>>>

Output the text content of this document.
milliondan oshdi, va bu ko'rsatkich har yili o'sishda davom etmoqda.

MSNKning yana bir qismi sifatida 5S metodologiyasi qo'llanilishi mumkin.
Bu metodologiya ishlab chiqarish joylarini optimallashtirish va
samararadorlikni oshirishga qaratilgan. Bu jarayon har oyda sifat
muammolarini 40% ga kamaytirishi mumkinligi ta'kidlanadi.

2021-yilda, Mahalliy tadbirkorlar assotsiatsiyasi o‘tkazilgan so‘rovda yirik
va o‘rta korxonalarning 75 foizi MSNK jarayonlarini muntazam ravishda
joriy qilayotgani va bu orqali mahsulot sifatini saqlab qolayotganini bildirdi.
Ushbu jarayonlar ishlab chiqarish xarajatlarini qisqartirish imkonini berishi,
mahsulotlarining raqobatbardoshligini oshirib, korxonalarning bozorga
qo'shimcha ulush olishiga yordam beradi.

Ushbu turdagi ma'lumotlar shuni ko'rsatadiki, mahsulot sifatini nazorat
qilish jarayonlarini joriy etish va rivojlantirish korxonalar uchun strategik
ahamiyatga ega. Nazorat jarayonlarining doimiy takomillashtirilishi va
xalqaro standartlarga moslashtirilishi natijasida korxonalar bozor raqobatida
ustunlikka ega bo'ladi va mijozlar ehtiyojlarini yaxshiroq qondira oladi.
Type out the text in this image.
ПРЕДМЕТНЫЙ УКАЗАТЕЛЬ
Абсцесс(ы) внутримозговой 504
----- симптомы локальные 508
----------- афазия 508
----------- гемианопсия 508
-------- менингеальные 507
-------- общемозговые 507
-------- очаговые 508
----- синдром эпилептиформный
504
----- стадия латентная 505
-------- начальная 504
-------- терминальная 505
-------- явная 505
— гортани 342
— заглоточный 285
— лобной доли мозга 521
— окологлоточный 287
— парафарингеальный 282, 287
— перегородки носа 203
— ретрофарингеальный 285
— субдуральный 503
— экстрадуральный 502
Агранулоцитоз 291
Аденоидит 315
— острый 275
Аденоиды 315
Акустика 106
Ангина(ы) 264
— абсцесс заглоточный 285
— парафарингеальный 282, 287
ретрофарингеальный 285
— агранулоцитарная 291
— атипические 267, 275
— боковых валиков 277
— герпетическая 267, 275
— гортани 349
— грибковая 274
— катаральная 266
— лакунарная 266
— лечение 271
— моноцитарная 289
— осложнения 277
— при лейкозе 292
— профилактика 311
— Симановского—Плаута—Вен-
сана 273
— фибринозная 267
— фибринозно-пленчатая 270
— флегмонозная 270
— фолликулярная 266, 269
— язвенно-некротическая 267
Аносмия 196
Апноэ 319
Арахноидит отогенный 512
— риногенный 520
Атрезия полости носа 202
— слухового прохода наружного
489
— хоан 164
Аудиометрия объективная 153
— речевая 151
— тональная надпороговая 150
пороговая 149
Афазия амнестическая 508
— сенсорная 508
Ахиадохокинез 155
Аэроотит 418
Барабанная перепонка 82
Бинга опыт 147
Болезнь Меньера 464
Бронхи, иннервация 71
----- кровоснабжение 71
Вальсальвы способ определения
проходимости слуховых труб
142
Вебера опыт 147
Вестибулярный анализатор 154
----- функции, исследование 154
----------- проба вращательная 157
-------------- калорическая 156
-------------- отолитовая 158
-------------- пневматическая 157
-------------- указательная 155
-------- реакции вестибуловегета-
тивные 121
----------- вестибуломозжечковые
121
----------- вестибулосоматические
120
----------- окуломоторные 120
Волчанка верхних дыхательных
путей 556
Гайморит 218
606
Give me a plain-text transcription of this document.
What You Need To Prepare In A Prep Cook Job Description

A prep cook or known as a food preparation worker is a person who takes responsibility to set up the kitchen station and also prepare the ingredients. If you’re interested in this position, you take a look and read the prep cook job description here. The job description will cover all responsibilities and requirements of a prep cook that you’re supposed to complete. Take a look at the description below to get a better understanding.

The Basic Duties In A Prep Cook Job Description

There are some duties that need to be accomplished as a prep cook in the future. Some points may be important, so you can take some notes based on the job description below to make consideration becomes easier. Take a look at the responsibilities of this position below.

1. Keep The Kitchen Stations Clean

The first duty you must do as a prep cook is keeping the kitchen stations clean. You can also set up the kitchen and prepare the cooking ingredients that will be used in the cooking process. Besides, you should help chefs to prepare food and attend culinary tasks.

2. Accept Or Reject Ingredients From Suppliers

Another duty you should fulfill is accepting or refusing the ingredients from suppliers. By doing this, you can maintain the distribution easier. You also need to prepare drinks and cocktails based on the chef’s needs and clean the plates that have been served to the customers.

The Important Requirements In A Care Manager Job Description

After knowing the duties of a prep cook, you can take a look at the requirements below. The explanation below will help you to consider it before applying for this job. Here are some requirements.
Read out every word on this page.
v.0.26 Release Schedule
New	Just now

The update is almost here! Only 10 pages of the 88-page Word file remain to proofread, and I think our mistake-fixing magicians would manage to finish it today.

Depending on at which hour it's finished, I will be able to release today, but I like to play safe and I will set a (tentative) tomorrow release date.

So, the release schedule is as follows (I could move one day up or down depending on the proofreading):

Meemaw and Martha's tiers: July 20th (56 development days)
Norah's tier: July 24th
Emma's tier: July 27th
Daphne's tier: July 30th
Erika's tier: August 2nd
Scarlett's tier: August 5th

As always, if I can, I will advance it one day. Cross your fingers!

<<<

Word for word, write out the data.

**Answer for this exercise:**
Output the text content of this document.
milliondan oshdi, va bu ko'rsatkich har yili o'sishda davom etmoqda.

MSNKning yana bir qismi sifatida 5S metodologiyasi qo'llanilishi mumkin.
Bu metodologiya ishlab chiqarish joylarini optimallashtirish va
samararadorlikni oshirishga qaratilgan. Bu jarayon har oyda sifat
muammolarini 40% ga kamaytirishi mumkinligi ta'kidlanadi.

2021-yilda, Mahalliy tadbirkorlar assotsiatsiyasi o‘tkazilgan so‘rovda yirik
va o‘rta korxonalarning 75 foizi MSNK jarayonlarini muntazam ravishda
joriy qilayotgani va bu orqali mahsulot sifatini saqlab qolayotganini bildirdi.
Ushbu jarayonlar ishlab chiqarish xarajatlarini qisqartirish imkonini berishi,
mahsulotlarining raqobatbardoshligini oshirib, korxonalarning bozorga
qo'shimcha ulush olishiga yordam beradi.

Ushbu turdagi ma'lumotlar shuni ko'rsatadiki, mahsulot sifatini nazorat
qilish jarayonlarini joriy etish va rivojlantirish korxonalar uchun strategik
ahamiyatga ega. Nazorat jarayonlarining doimiy takomillashtirilishi va
xalqaro standartlarga moslashtirilishi natijasida korxonalar bozor raqobatida
ustunlikka ega bo'ladi va mijozlar ehtiyojlarini yaxshiroq qondira oladi.
Type out the text in this image.
ПРЕДМЕТНЫЙ УКАЗАТЕЛЬ
Абсцесс(ы) внутримозговой 504
----- симптомы локальные 508
----------- афазия 508
----------- гемианопсия 508
-------- менингеальные 507
-------- общемозговые 507
-------- очаговые 508
----- синдром эпилептиформный
504
----- стадия латентная 505
-------- начальная 504
-------- терминальная 505
-------- явная 505
— гортани 342
— заглоточный 285
— лобной доли мозга 521
— окологлоточный 287
— парафарингеальный 282, 287
— перегородки носа 203
— ретрофарингеальный 285
— субдуральный 503
— экстрадуральный 502
Агранулоцитоз 291
Аденоидит 315
— острый 275
Аденоиды 315
Акустика 106
Ангина(ы) 264
— абсцесс заглоточный 285
— парафарингеальный 282, 287
ретрофарингеальный 285
— агранулоцитарная 291
— атипические 267, 275
— боковых валиков 277
— герпетическая 267, 275
— гортани 349
— грибковая 274
— катаральная 266
— лакунарная 266
— лечение 271
— моноцитарная 289
— осложнения 277
— при лейкозе 292
— профилактика 311
— Симановского—Плаута—Вен-
сана 273
— фибринозная 267
— фибринозно-пленчатая 270
— флегмонозная 270
— фолликулярная 266, 269
— язвенно-некротическая 267
Аносмия 196
Апноэ 319
Арахноидит отогенный 512
— риногенный 520
Атрезия полости носа 202
— слухового прохода наружного
489
— хоан 164
Аудиометрия объективная 153
— речевая 151
— тональная надпороговая 150
пороговая 149
Афазия амнестическая 508
— сенсорная 508
Ахиадохокинез 155
Аэроотит 418
Барабанная перепонка 82
Бинга опыт 147
Болезнь Меньера 464
Бронхи, иннервация 71
----- кровоснабжение 71
Вальсальвы способ определения
проходимости слуховых труб
142
Вебера опыт 147
Вестибулярный анализатор 154
----- функции, исследование 154
----------- проба вращательная 157
-------------- калорическая 156
-------------- отолитовая 158
-------------- пневматическая 157
-------------- указательная 155
-------- реакции вестибуловегета-
тивные 121
----------- вестибуломозжечковые
121
----------- вестибулосоматические
120
----------- окуломоторные 120
Волчанка верхних дыхательных
путей 556
Гайморит 218
606
Give me a plain-text transcription of this document.
What You Need To Prepare In A Prep Cook Job Description

A prep cook or known as a food preparation worker is a person who takes responsibility to set up the kitchen station and also prepare the ingredients. If you’re interested in this position, you take a look and read the prep cook job description here. The job description will cover all responsibilities and requirements of a prep cook that you’re supposed to complete. Take a look at the description below to get a better understanding.

The Basic Duties In A Prep Cook Job Description

There are some duties that need to be accomplished as a prep cook in the future. Some points may be important, so you can take some notes based on the job description below to make consideration becomes easier. Take a look at the responsibilities of this position below.

1. Keep The Kitchen Stations Clean

The first duty you must do as a prep cook is keeping the kitchen stations clean. You can also set up the kitchen and prepare the cooking ingredients that will be used in the cooking process. Besides, you should help chefs to prepare food and attend culinary tasks.

2. Accept Or Reject Ingredients From Suppliers

Another duty you should fulfill is accepting or refusing the ingredients from suppliers. By doing this, you can maintain the distribution easier. You also need to prepare drinks and cocktails based on the chef’s needs and clean the plates that have been served to the customers.

The Important Requirements In A Care Manager Job Description

After knowing the duties of a prep cook, you can take a look at the requirements below. The explanation below will help you to consider it before applying for this job. Here are some requirements.
Read out every word on this page.
v.0.26 Release Schedule
New	Just now

The update is almost here! Only 10 pages of the 88-page Word file remain to proofread, and I think our mistake-fixing magicians would manage to finish it today.

Depending on at which hour it's finished, I will be able to release today, but I like to play safe and I will set a (tentative) tomorrow release date.

So, the release schedule is as follows (I could move one day up or down depending on the proofreading):

Meemaw and Martha's tiers: July 20th (56 development days)
Norah's tier: July 24th
Emma's tier: July 27th
Daphne's tier: July 30th
Erika's tier: August 2nd
Scarlett's tier: August 5th

As always, if I can, I will advance it one day. Cross your fingers!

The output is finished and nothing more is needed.